Element box annotations
* * * * * * *

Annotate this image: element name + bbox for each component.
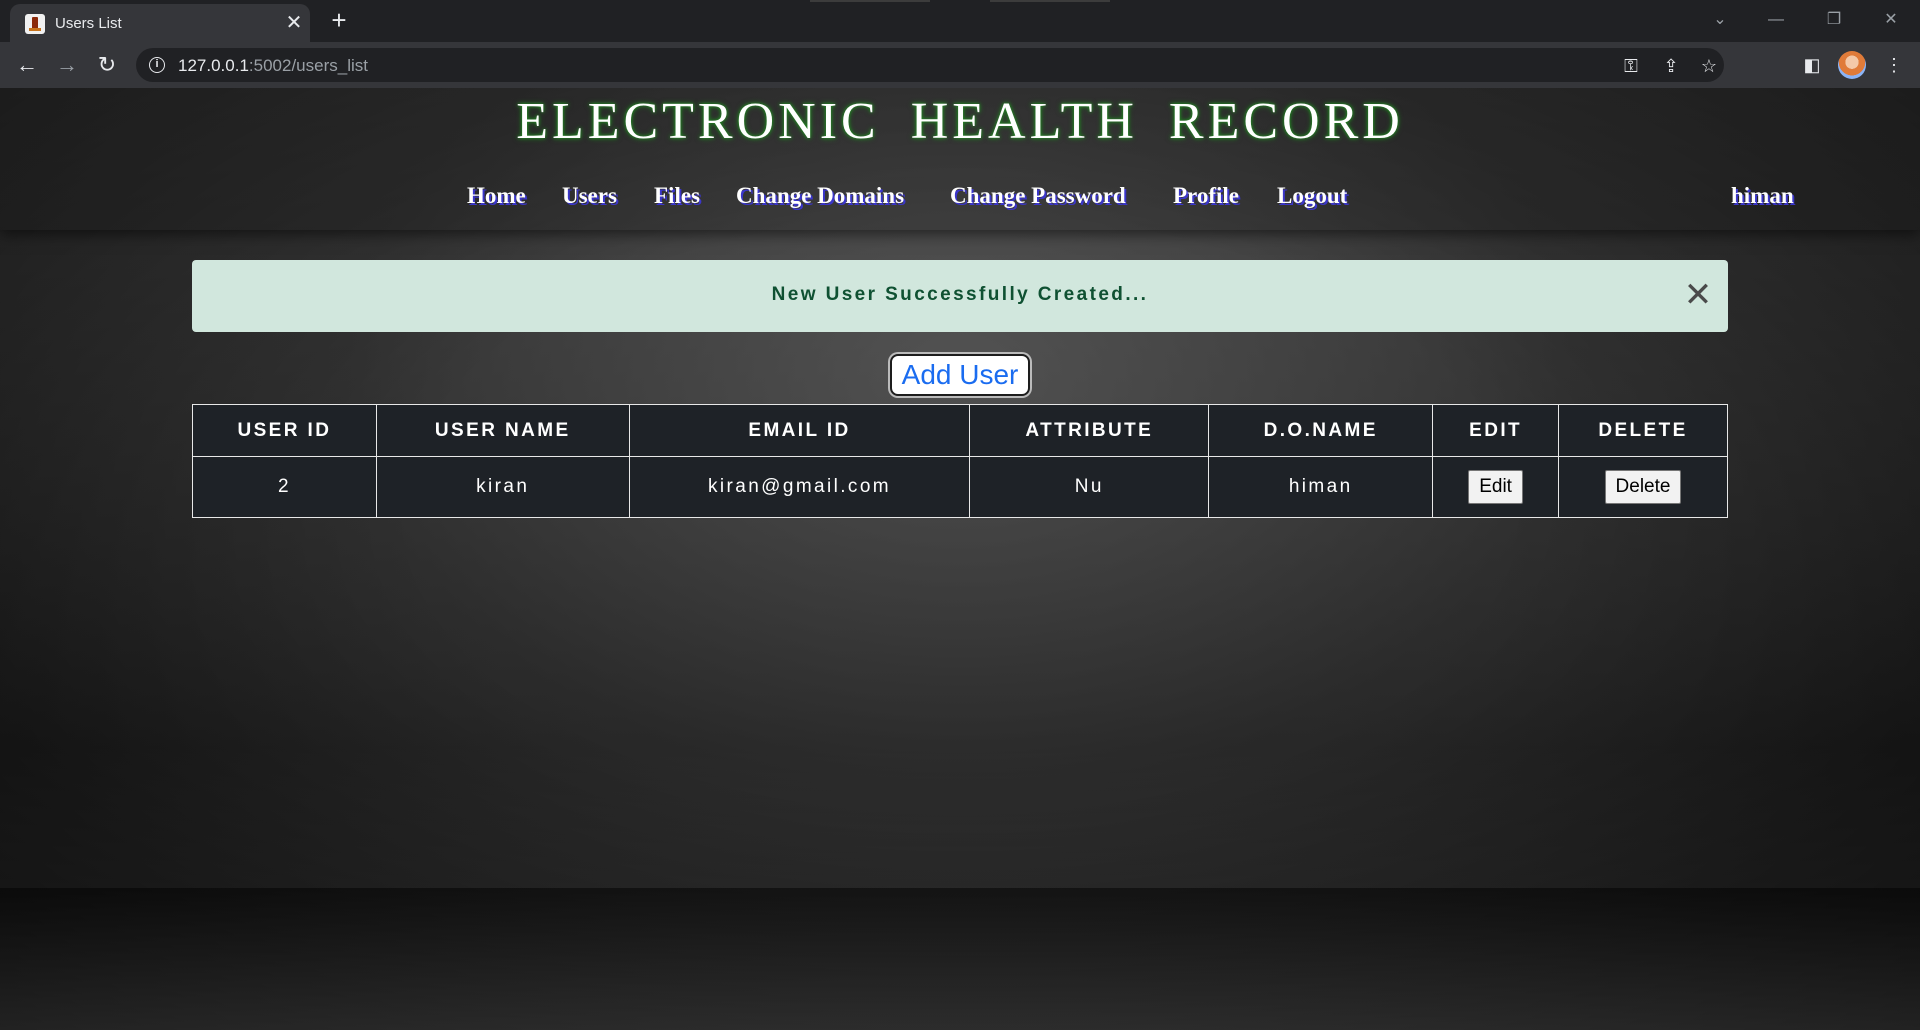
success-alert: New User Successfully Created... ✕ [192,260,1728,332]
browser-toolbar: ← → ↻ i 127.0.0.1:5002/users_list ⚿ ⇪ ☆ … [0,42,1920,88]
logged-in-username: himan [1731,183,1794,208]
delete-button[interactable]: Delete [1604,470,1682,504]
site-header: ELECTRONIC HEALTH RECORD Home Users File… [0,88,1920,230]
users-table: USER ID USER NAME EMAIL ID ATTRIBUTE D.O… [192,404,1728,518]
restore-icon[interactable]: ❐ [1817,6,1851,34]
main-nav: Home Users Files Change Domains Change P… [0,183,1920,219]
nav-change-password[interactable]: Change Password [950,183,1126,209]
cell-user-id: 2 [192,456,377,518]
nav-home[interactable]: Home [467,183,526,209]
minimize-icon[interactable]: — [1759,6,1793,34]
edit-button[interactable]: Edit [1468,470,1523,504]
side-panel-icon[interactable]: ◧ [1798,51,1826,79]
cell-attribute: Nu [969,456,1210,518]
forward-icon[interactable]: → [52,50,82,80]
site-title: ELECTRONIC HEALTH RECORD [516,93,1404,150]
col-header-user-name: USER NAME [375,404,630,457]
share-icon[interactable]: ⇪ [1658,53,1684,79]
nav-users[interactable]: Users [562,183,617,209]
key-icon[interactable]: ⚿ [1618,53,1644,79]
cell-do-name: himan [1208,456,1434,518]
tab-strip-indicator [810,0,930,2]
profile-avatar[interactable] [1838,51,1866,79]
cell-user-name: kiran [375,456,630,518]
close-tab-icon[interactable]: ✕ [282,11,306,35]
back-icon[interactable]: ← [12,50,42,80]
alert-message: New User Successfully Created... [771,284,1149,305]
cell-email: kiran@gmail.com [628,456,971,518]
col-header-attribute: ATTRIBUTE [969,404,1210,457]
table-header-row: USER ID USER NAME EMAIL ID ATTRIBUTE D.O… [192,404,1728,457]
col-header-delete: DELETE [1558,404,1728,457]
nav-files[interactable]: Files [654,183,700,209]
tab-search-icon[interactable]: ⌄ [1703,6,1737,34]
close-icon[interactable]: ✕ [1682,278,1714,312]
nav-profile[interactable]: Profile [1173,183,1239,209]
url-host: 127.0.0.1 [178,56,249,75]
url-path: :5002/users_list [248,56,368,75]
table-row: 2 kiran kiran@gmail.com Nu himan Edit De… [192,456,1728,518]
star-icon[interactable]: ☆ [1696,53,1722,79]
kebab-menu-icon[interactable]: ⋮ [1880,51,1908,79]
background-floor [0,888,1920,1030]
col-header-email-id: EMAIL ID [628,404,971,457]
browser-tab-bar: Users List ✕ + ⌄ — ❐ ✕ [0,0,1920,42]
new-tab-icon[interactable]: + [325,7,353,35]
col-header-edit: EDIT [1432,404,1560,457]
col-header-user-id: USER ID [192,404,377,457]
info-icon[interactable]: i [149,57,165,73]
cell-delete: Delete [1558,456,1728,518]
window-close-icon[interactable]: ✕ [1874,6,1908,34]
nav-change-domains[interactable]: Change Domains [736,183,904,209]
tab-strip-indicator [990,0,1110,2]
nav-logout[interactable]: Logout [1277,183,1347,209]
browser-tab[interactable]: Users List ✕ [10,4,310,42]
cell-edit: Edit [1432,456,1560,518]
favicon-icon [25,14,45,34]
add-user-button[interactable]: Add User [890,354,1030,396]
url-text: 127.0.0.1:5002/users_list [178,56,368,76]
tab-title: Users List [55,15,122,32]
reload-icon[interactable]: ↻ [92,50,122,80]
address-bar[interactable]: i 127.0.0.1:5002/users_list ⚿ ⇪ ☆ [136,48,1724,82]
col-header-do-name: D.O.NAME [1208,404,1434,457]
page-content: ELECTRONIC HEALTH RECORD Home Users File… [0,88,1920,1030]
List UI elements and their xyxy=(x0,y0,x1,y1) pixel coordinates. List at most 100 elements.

* * * * * * *

**Exercise objective:**
Count the lines of the records that contain the string "gmail". Reply with the number alone.

**Correct response:**
2